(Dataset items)

[Begin]

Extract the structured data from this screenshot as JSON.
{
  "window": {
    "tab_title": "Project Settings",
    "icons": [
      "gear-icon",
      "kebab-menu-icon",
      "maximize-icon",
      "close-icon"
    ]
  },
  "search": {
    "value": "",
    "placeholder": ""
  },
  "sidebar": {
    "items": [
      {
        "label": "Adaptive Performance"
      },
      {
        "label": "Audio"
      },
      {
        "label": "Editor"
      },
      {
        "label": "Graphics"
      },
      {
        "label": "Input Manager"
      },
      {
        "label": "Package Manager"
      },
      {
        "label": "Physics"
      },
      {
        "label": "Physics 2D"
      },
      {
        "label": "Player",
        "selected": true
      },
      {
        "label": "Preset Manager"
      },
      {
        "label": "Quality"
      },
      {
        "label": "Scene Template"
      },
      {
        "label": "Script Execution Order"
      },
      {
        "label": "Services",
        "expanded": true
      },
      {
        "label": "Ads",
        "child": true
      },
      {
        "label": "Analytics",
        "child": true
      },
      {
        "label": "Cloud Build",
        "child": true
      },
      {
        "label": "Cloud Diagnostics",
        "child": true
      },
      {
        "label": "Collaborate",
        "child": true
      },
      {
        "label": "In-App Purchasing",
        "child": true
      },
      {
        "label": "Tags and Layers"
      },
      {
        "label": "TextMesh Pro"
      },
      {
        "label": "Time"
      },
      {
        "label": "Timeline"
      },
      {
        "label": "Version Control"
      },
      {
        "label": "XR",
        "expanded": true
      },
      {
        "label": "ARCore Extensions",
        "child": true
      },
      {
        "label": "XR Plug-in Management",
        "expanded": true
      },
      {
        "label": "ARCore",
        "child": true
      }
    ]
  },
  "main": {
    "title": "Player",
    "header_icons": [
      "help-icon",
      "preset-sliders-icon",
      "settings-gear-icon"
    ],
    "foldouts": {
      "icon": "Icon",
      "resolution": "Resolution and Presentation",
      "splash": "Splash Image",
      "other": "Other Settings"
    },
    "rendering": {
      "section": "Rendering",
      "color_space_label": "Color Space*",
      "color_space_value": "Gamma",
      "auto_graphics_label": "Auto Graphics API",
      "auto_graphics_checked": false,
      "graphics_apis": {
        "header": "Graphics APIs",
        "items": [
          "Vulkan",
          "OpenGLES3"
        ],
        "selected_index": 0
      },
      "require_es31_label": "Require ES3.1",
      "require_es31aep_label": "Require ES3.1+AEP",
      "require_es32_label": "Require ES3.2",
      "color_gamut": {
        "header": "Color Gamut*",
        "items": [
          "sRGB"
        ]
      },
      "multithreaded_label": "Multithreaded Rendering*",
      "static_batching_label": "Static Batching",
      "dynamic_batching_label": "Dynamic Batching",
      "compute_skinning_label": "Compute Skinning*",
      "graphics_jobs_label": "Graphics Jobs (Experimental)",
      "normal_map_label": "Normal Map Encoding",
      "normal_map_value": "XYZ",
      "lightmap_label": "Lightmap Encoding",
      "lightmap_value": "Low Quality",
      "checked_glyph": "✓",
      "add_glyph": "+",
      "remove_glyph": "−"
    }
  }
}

[End]

**WRITTEN REQUEST**: Hand back the material above in full, exactly as written.

**FINISHED ANSWER**:
Extract the structured data from this screenshot as JSON.
{
  "window": {
    "tab_title": "Project Settings",
    "icons": [
      "gear-icon",
      "kebab-menu-icon",
      "maximize-icon",
      "close-icon"
    ]
  },
  "search": {
    "value": "",
    "placeholder": ""
  },
  "sidebar": {
    "items": [
      {
        "label": "Adaptive Performance"
      },
      {
        "label": "Audio"
      },
      {
        "label": "Editor"
      },
      {
        "label": "Graphics"
      },
      {
        "label": "Input Manager"
      },
      {
        "label": "Package Manager"
      },
      {
        "label": "Physics"
      },
      {
        "label": "Physics 2D"
      },
      {
        "label": "Player",
        "selected": true
      },
      {
        "label": "Preset Manager"
      },
      {
        "label": "Quality"
      },
      {
        "label": "Scene Template"
      },
      {
        "label": "Script Execution Order"
      },
      {
        "label": "Services",
        "expanded": true
      },
      {
        "label": "Ads",
        "child": true
      },
      {
        "label": "Analytics",
        "child": true
      },
      {
        "label": "Cloud Build",
        "child": true
      },
      {
        "label": "Cloud Diagnostics",
        "child": true
      },
      {
        "label": "Collaborate",
        "child": true
      },
      {
        "label": "In-App Purchasing",
        "child": true
      },
      {
        "label": "Tags and Layers"
      },
      {
        "label": "TextMesh Pro"
      },
      {
        "label": "Time"
      },
      {
        "label": "Timeline"
      },
      {
        "label": "Version Control"
      },
      {
        "label": "XR",
        "expanded": true
      },
      {
        "label": "ARCore Extensions",
        "child": true
      },
      {
        "label": "XR Plug-in Management",
        "expanded": true
      },
      {
        "label": "ARCore",
        "child": true
      }
    ]
  },
  "main": {
    "title": "Player",
    "header_icons": [
      "help-icon",
      "preset-sliders-icon",
      "settings-gear-icon"
    ],
    "foldouts": {
      "icon": "Icon",
      "resolution": "Resolution and Presentation",
      "splash": "Splash Image",
      "other": "Other Settings"
    },
    "rendering": {
      "section": "Rendering",
      "color_space_label": "Color Space*",
      "color_space_value": "Gamma",
      "auto_graphics_label": "Auto Graphics API",
      "auto_graphics_checked": false,
      "graphics_apis": {
        "header": "Graphics APIs",
        "items": [
          "Vulkan",
          "OpenGLES3"
        ],
        "selected_index": 0
      },
      "require_es31_label": "Require ES3.1",
      "require_es31aep_label": "Require ES3.1+AEP",
      "require_es32_label": "Require ES3.2",
      "color_gamut": {
        "header": "Color Gamut*",
        "items": [
          "sRGB"
        ]
      },
      "multithreaded_label": "Multithreaded Rendering*",
      "static_batching_label": "Static Batching",
      "dynamic_batching_label": "Dynamic Batching",
      "compute_skinning_label": "Compute Skinning*",
      "graphics_jobs_label": "Graphics Jobs (Experimental)",
      "normal_map_label": "Normal Map Encoding",
      "normal_map_value": "XYZ",
      "lightmap_label": "Lightmap Encoding",
      "lightmap_value": "Low Quality",
      "checked_glyph": "✓",
      "add_glyph": "+",
      "remove_glyph": "−"
    }
  }
}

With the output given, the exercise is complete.